§ Data records
╔══

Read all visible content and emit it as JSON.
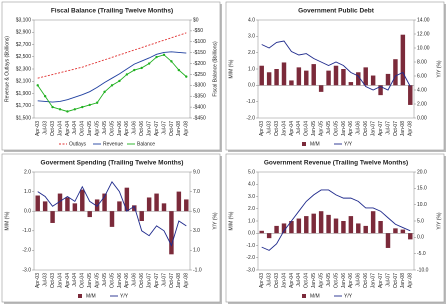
{
  "chart_data": [
    {
      "type": "line",
      "title": "Fiscal Balance (Trailing Twelve Months)",
      "y_label": "Revenue & Outlays ($billions)",
      "y2_label": "Fiscal Balance ($billions)",
      "categories": [
        "Apr-03",
        "Jul-03",
        "Oct-03",
        "Jan-04",
        "Apr-04",
        "Jul-04",
        "Oct-04",
        "Jan-05",
        "Apr-05",
        "Jul-05",
        "Oct-05",
        "Jan-06",
        "Apr-06",
        "Jul-06",
        "Oct-06",
        "Jan-07",
        "Apr-07",
        "Jul-07",
        "Oct-07",
        "Jan-08",
        "Apr-08"
      ],
      "series": [
        {
          "name": "Outlays",
          "color": "#e03030",
          "style": "dashed",
          "values": [
            2150,
            2180,
            2210,
            2240,
            2270,
            2300,
            2330,
            2370,
            2410,
            2450,
            2490,
            2530,
            2570,
            2610,
            2650,
            2690,
            2730,
            2770,
            2810,
            2850,
            2890
          ]
        },
        {
          "name": "Revenue",
          "color": "#2040a0",
          "values": [
            1780,
            1770,
            1760,
            1770,
            1800,
            1840,
            1880,
            1930,
            2000,
            2080,
            2150,
            2220,
            2300,
            2380,
            2430,
            2480,
            2540,
            2570,
            2580,
            2570,
            2560
          ]
        },
        {
          "name": "Balance",
          "color": "#20b020",
          "axis": "y2",
          "markers": true,
          "values": [
            -300,
            -350,
            -400,
            -410,
            -420,
            -410,
            -400,
            -390,
            -380,
            -330,
            -300,
            -280,
            -250,
            -230,
            -220,
            -200,
            -170,
            -160,
            -190,
            -230,
            -260
          ]
        }
      ],
      "ylim": [
        1500,
        3100
      ],
      "yticks": [
        {
          "value": 1500,
          "label": "$1,500"
        },
        {
          "value": 1700,
          "label": "$1,700"
        },
        {
          "value": 1900,
          "label": "$1,900"
        },
        {
          "value": 2100,
          "label": "$2,100"
        },
        {
          "value": 2300,
          "label": "$2,300"
        },
        {
          "value": 2500,
          "label": "$2,500"
        },
        {
          "value": 2700,
          "label": "$2,700"
        },
        {
          "value": 2900,
          "label": "$2,900"
        },
        {
          "value": 3100,
          "label": "$3,100"
        }
      ],
      "y2lim": [
        -450,
        0
      ],
      "y2ticks": [
        {
          "value": -450,
          "label": "-$450"
        },
        {
          "value": -400,
          "label": "-$400"
        },
        {
          "value": -350,
          "label": "-$350"
        },
        {
          "value": -300,
          "label": "-$300"
        },
        {
          "value": -250,
          "label": "-$250"
        },
        {
          "value": -200,
          "label": "-$200"
        },
        {
          "value": -150,
          "label": "-$150"
        },
        {
          "value": -100,
          "label": "-$100"
        },
        {
          "value": -50,
          "label": "-$50"
        },
        {
          "value": 0,
          "label": "$0"
        }
      ]
    },
    {
      "type": "bar",
      "title": "Government Public Debt",
      "y_label": "M/M (%)",
      "y2_label": "Y/Y (%)",
      "categories": [
        "Apr-03",
        "Jul-03",
        "Oct-03",
        "Jan-04",
        "Apr-04",
        "Jul-04",
        "Oct-04",
        "Jan-05",
        "Apr-05",
        "Jul-05",
        "Oct-05",
        "Jan-06",
        "Apr-06",
        "Jul-06",
        "Oct-06",
        "Jan-07",
        "Apr-07",
        "Jul-07",
        "Oct-07",
        "Jan-08",
        "Apr-08"
      ],
      "series": [
        {
          "name": "M/M",
          "color": "#7b2a3a",
          "values": [
            1.2,
            0.8,
            1.0,
            1.4,
            0.3,
            1.1,
            0.9,
            1.3,
            -0.4,
            0.9,
            1.2,
            1.0,
            0.2,
            0.8,
            1.1,
            0.6,
            -0.6,
            0.7,
            1.6,
            3.1,
            -1.2
          ]
        },
        {
          "name": "Y/Y",
          "color": "#1f2a8c",
          "type": "line",
          "axis": "y2",
          "values": [
            10.5,
            10.0,
            10.8,
            11.0,
            9.5,
            9.0,
            9.2,
            8.5,
            8.0,
            7.5,
            8.0,
            7.5,
            6.5,
            6.0,
            4.5,
            4.0,
            4.5,
            4.0,
            6.0,
            6.5,
            4.5
          ]
        }
      ],
      "ylim": [
        -2,
        4
      ],
      "yticks": [
        {
          "value": -2,
          "label": "-2.0"
        },
        {
          "value": -1,
          "label": "-1.0"
        },
        {
          "value": 0,
          "label": "0.0"
        },
        {
          "value": 1,
          "label": "1.0"
        },
        {
          "value": 2,
          "label": "2.0"
        },
        {
          "value": 3,
          "label": "3.0"
        },
        {
          "value": 4,
          "label": "4.0"
        }
      ],
      "y2lim": [
        0,
        14
      ],
      "y2ticks": [
        {
          "value": 0,
          "label": "0.00"
        },
        {
          "value": 2,
          "label": "2.00"
        },
        {
          "value": 4,
          "label": "4.00"
        },
        {
          "value": 6,
          "label": "6.00"
        },
        {
          "value": 8,
          "label": "8.00"
        },
        {
          "value": 10,
          "label": "10.00"
        },
        {
          "value": 12,
          "label": "12.00"
        },
        {
          "value": 14,
          "label": "14.00"
        }
      ]
    },
    {
      "type": "bar",
      "title": "Goverment Spending (Trailing Twelve Months)",
      "y_label": "M/M (%)",
      "y2_label": "Y/Y (%)",
      "categories": [
        "Apr-03",
        "Jul-03",
        "Oct-03",
        "Jan-04",
        "Apr-04",
        "Jul-04",
        "Oct-04",
        "Jan-05",
        "Apr-05",
        "Jul-05",
        "Oct-05",
        "Jan-06",
        "Apr-06",
        "Jul-06",
        "Oct-06",
        "Jan-07",
        "Apr-07",
        "Jul-07",
        "Oct-07",
        "Jan-08",
        "Apr-08"
      ],
      "series": [
        {
          "name": "M/M",
          "color": "#7b2a3a",
          "values": [
            0.8,
            0.5,
            -0.6,
            0.9,
            0.7,
            0.4,
            1.1,
            -0.3,
            0.6,
            0.9,
            -0.8,
            0.5,
            1.2,
            0.3,
            -0.5,
            0.7,
            0.9,
            0.4,
            -2.2,
            1.0,
            0.6
          ]
        },
        {
          "name": "Y/Y",
          "color": "#1f2a8c",
          "type": "line",
          "axis": "y2",
          "values": [
            7.0,
            6.5,
            5.5,
            6.0,
            6.5,
            6.0,
            7.5,
            6.0,
            5.5,
            6.5,
            8.0,
            7.0,
            5.0,
            5.5,
            3.0,
            2.5,
            3.5,
            3.0,
            1.5,
            4.0,
            3.5
          ]
        }
      ],
      "ylim": [
        -3,
        2
      ],
      "yticks": [
        {
          "value": -3,
          "label": "-3.0"
        },
        {
          "value": -2,
          "label": "-2.0"
        },
        {
          "value": -1,
          "label": "-1.0"
        },
        {
          "value": 0,
          "label": "0.0"
        },
        {
          "value": 1,
          "label": "1.0"
        },
        {
          "value": 2,
          "label": "2.0"
        }
      ],
      "y2lim": [
        -1,
        9
      ],
      "y2ticks": [
        {
          "value": -1,
          "label": "-1.0"
        },
        {
          "value": 1,
          "label": "1.0"
        },
        {
          "value": 3,
          "label": "3.0"
        },
        {
          "value": 5,
          "label": "5.0"
        },
        {
          "value": 7,
          "label": "7.0"
        },
        {
          "value": 9,
          "label": "9.0"
        }
      ]
    },
    {
      "type": "bar",
      "title": "Government Revenue (Trailing Twelve Months)",
      "y_label": "M/M (%)",
      "y2_label": "Y/Y (%)",
      "categories": [
        "Apr-03",
        "Jul-03",
        "Oct-03",
        "Jan-04",
        "Apr-04",
        "Jul-04",
        "Oct-04",
        "Jan-05",
        "Apr-05",
        "Jul-05",
        "Oct-05",
        "Jan-06",
        "Apr-06",
        "Jul-06",
        "Oct-06",
        "Jan-07",
        "Apr-07",
        "Jul-07",
        "Oct-07",
        "Jan-08",
        "Apr-08"
      ],
      "series": [
        {
          "name": "M/M",
          "color": "#7b2a3a",
          "values": [
            0.2,
            -0.4,
            0.6,
            0.8,
            1.0,
            1.2,
            1.4,
            1.6,
            1.8,
            1.5,
            1.2,
            1.0,
            1.4,
            0.8,
            0.6,
            1.8,
            1.0,
            -1.2,
            0.4,
            0.3,
            -0.5
          ]
        },
        {
          "name": "Y/Y",
          "color": "#1f2a8c",
          "type": "line",
          "axis": "y2",
          "values": [
            -3,
            -4,
            -2,
            2,
            5,
            8,
            11,
            13,
            14.5,
            14.5,
            13,
            12,
            12,
            11,
            9,
            9,
            8,
            6,
            4,
            3,
            2
          ]
        }
      ],
      "ylim": [
        -3,
        5
      ],
      "yticks": [
        {
          "value": -3,
          "label": "-3.0"
        },
        {
          "value": -2,
          "label": "-2.0"
        },
        {
          "value": -1,
          "label": "-1.0"
        },
        {
          "value": 0,
          "label": "0.0"
        },
        {
          "value": 1,
          "label": "1.0"
        },
        {
          "value": 2,
          "label": "2.0"
        },
        {
          "value": 3,
          "label": "3.0"
        },
        {
          "value": 4,
          "label": "4.0"
        },
        {
          "value": 5,
          "label": "5.0"
        }
      ],
      "y2lim": [
        -10,
        20
      ],
      "y2ticks": [
        {
          "value": -10,
          "label": "-10.0"
        },
        {
          "value": -5,
          "label": "-5.0"
        },
        {
          "value": 0,
          "label": "0.0"
        },
        {
          "value": 5,
          "label": "5.0"
        },
        {
          "value": 10,
          "label": "10.0"
        },
        {
          "value": 15,
          "label": "15.0"
        },
        {
          "value": 20,
          "label": "20.0"
        }
      ]
    }
  ]
}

╚══

§ SHORT TASK
Point out every line holding the string "Twelve" and copy it.

§ ANSWER BELOW
      "title": "Fiscal Balance (Trailing Twelve Months)",
      "title": "Goverment Spending (Trailing Twelve Months)",
      "title": "Government Revenue (Trailing Twelve Months)",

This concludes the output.